**Records excerpted from a collection:**
#####

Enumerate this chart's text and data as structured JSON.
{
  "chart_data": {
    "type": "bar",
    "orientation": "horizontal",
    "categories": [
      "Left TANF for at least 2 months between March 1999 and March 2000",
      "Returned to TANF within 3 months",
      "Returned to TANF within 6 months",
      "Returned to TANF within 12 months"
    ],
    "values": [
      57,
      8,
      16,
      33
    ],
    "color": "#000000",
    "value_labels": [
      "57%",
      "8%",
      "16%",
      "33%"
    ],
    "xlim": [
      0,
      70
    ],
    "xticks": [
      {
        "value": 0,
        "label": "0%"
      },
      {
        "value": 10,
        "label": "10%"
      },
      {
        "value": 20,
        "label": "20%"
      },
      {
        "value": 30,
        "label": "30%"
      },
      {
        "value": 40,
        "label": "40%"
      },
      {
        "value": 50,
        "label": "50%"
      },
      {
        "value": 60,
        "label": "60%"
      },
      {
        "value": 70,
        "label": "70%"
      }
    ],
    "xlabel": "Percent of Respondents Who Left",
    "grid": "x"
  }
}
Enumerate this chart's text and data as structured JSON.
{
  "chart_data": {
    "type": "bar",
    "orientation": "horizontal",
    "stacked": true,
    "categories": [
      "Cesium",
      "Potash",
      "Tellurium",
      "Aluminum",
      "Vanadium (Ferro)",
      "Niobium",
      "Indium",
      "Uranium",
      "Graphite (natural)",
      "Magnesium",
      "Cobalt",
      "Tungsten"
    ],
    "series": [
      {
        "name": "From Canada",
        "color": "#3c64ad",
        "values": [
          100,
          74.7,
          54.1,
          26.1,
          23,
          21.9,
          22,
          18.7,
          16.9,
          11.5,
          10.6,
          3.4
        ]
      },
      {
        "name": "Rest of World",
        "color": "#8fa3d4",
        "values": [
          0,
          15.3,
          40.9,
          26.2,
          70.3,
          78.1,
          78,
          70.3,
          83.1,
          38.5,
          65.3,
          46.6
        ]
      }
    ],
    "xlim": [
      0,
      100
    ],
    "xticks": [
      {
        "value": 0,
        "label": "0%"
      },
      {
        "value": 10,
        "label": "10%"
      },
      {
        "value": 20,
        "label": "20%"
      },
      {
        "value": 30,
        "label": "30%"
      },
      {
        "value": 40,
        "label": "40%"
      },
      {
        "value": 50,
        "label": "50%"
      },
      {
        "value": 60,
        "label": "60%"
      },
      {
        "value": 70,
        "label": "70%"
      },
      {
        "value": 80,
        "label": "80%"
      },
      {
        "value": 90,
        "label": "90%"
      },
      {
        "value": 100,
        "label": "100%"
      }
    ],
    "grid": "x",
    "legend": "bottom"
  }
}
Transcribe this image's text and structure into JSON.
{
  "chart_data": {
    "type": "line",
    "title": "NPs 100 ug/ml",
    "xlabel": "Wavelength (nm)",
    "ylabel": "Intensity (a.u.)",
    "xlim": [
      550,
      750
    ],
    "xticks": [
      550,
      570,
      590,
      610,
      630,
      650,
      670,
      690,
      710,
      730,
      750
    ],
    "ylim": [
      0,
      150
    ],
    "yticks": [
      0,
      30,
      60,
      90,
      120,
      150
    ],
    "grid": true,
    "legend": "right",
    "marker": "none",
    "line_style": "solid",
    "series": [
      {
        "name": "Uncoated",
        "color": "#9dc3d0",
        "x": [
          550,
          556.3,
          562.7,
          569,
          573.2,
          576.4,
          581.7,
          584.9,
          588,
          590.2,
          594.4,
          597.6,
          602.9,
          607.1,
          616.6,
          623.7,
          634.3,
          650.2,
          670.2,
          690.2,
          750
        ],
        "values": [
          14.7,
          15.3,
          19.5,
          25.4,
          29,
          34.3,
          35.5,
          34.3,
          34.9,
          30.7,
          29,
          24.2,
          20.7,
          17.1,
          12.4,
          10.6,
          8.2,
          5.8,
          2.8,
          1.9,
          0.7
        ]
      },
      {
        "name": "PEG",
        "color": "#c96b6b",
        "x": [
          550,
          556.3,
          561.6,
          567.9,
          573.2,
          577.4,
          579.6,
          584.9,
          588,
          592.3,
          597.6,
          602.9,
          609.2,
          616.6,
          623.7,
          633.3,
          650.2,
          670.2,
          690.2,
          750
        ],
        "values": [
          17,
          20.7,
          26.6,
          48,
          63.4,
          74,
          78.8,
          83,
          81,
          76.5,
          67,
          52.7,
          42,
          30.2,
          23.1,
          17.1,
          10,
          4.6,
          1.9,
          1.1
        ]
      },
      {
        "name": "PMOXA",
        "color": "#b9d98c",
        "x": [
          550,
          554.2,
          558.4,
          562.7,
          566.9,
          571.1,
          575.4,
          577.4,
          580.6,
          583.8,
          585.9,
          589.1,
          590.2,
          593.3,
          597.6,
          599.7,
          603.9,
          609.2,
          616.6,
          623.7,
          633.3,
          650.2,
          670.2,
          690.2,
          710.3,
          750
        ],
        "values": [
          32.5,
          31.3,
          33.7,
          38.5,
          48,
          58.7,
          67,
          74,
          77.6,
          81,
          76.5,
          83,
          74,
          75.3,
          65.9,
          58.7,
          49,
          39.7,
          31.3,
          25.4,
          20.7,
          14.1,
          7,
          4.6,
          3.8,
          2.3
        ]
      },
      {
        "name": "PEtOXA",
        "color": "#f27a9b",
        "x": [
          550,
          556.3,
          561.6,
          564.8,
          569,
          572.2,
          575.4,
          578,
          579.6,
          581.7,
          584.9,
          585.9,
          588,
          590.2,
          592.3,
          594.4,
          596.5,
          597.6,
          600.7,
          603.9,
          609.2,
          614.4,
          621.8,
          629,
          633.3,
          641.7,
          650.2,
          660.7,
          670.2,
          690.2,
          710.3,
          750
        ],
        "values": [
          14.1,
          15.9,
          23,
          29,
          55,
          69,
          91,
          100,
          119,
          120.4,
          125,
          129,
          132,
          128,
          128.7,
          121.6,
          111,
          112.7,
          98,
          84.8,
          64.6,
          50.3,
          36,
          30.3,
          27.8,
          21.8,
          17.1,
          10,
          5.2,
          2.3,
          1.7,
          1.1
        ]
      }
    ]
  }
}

#####

**The exercise:**
Type out the full listing again, exactly as given.

**Exercise answer:**
Enumerate this chart's text and data as structured JSON.
{
  "chart_data": {
    "type": "bar",
    "orientation": "horizontal",
    "categories": [
      "Left TANF for at least 2 months between March 1999 and March 2000",
      "Returned to TANF within 3 months",
      "Returned to TANF within 6 months",
      "Returned to TANF within 12 months"
    ],
    "values": [
      57,
      8,
      16,
      33
    ],
    "color": "#000000",
    "value_labels": [
      "57%",
      "8%",
      "16%",
      "33%"
    ],
    "xlim": [
      0,
      70
    ],
    "xticks": [
      {
        "value": 0,
        "label": "0%"
      },
      {
        "value": 10,
        "label": "10%"
      },
      {
        "value": 20,
        "label": "20%"
      },
      {
        "value": 30,
        "label": "30%"
      },
      {
        "value": 40,
        "label": "40%"
      },
      {
        "value": 50,
        "label": "50%"
      },
      {
        "value": 60,
        "label": "60%"
      },
      {
        "value": 70,
        "label": "70%"
      }
    ],
    "xlabel": "Percent of Respondents Who Left",
    "grid": "x"
  }
}
Enumerate this chart's text and data as structured JSON.
{
  "chart_data": {
    "type": "bar",
    "orientation": "horizontal",
    "stacked": true,
    "categories": [
      "Cesium",
      "Potash",
      "Tellurium",
      "Aluminum",
      "Vanadium (Ferro)",
      "Niobium",
      "Indium",
      "Uranium",
      "Graphite (natural)",
      "Magnesium",
      "Cobalt",
      "Tungsten"
    ],
    "series": [
      {
        "name": "From Canada",
        "color": "#3c64ad",
        "values": [
          100,
          74.7,
          54.1,
          26.1,
          23,
          21.9,
          22,
          18.7,
          16.9,
          11.5,
          10.6,
          3.4
        ]
      },
      {
        "name": "Rest of World",
        "color": "#8fa3d4",
        "values": [
          0,
          15.3,
          40.9,
          26.2,
          70.3,
          78.1,
          78,
          70.3,
          83.1,
          38.5,
          65.3,
          46.6
        ]
      }
    ],
    "xlim": [
      0,
      100
    ],
    "xticks": [
      {
        "value": 0,
        "label": "0%"
      },
      {
        "value": 10,
        "label": "10%"
      },
      {
        "value": 20,
        "label": "20%"
      },
      {
        "value": 30,
        "label": "30%"
      },
      {
        "value": 40,
        "label": "40%"
      },
      {
        "value": 50,
        "label": "50%"
      },
      {
        "value": 60,
        "label": "60%"
      },
      {
        "value": 70,
        "label": "70%"
      },
      {
        "value": 80,
        "label": "80%"
      },
      {
        "value": 90,
        "label": "90%"
      },
      {
        "value": 100,
        "label": "100%"
      }
    ],
    "grid": "x",
    "legend": "bottom"
  }
}
Transcribe this image's text and structure into JSON.
{
  "chart_data": {
    "type": "line",
    "title": "NPs 100 ug/ml",
    "xlabel": "Wavelength (nm)",
    "ylabel": "Intensity (a.u.)",
    "xlim": [
      550,
      750
    ],
    "xticks": [
      550,
      570,
      590,
      610,
      630,
      650,
      670,
      690,
      710,
      730,
      750
    ],
    "ylim": [
      0,
      150
    ],
    "yticks": [
      0,
      30,
      60,
      90,
      120,
      150
    ],
    "grid": true,
    "legend": "right",
    "marker": "none",
    "line_style": "solid",
    "series": [
      {
        "name": "Uncoated",
        "color": "#9dc3d0",
        "x": [
          550,
          556.3,
          562.7,
          569,
          573.2,
          576.4,
          581.7,
          584.9,
          588,
          590.2,
          594.4,
          597.6,
          602.9,
          607.1,
          616.6,
          623.7,
          634.3,
          650.2,
          670.2,
          690.2,
          750
        ],
        "values": [
          14.7,
          15.3,
          19.5,
          25.4,
          29,
          34.3,
          35.5,
          34.3,
          34.9,
          30.7,
          29,
          24.2,
          20.7,
          17.1,
          12.4,
          10.6,
          8.2,
          5.8,
          2.8,
          1.9,
          0.7
        ]
      },
      {
        "name": "PEG",
        "color": "#c96b6b",
        "x": [
          550,
          556.3,
          561.6,
          567.9,
          573.2,
          577.4,
          579.6,
          584.9,
          588,
          592.3,
          597.6,
          602.9,
          609.2,
          616.6,
          623.7,
          633.3,
          650.2,
          670.2,
          690.2,
          750
        ],
        "values": [
          17,
          20.7,
          26.6,
          48,
          63.4,
          74,
          78.8,
          83,
          81,
          76.5,
          67,
          52.7,
          42,
          30.2,
          23.1,
          17.1,
          10,
          4.6,
          1.9,
          1.1
        ]
      },
      {
        "name": "PMOXA",
        "color": "#b9d98c",
        "x": [
          550,
          554.2,
          558.4,
          562.7,
          566.9,
          571.1,
          575.4,
          577.4,
          580.6,
          583.8,
          585.9,
          589.1,
          590.2,
          593.3,
          597.6,
          599.7,
          603.9,
          609.2,
          616.6,
          623.7,
          633.3,
          650.2,
          670.2,
          690.2,
          710.3,
          750
        ],
        "values": [
          32.5,
          31.3,
          33.7,
          38.5,
          48,
          58.7,
          67,
          74,
          77.6,
          81,
          76.5,
          83,
          74,
          75.3,
          65.9,
          58.7,
          49,
          39.7,
          31.3,
          25.4,
          20.7,
          14.1,
          7,
          4.6,
          3.8,
          2.3
        ]
      },
      {
        "name": "PEtOXA",
        "color": "#f27a9b",
        "x": [
          550,
          556.3,
          561.6,
          564.8,
          569,
          572.2,
          575.4,
          578,
          579.6,
          581.7,
          584.9,
          585.9,
          588,
          590.2,
          592.3,
          594.4,
          596.5,
          597.6,
          600.7,
          603.9,
          609.2,
          614.4,
          621.8,
          629,
          633.3,
          641.7,
          650.2,
          660.7,
          670.2,
          690.2,
          710.3,
          750
        ],
        "values": [
          14.1,
          15.9,
          23,
          29,
          55,
          69,
          91,
          100,
          119,
          120.4,
          125,
          129,
          132,
          128,
          128.7,
          121.6,
          111,
          112.7,
          98,
          84.8,
          64.6,
          50.3,
          36,
          30.3,
          27.8,
          21.8,
          17.1,
          10,
          5.2,
          2.3,
          1.7,
          1.1
        ]
      }
    ]
  }
}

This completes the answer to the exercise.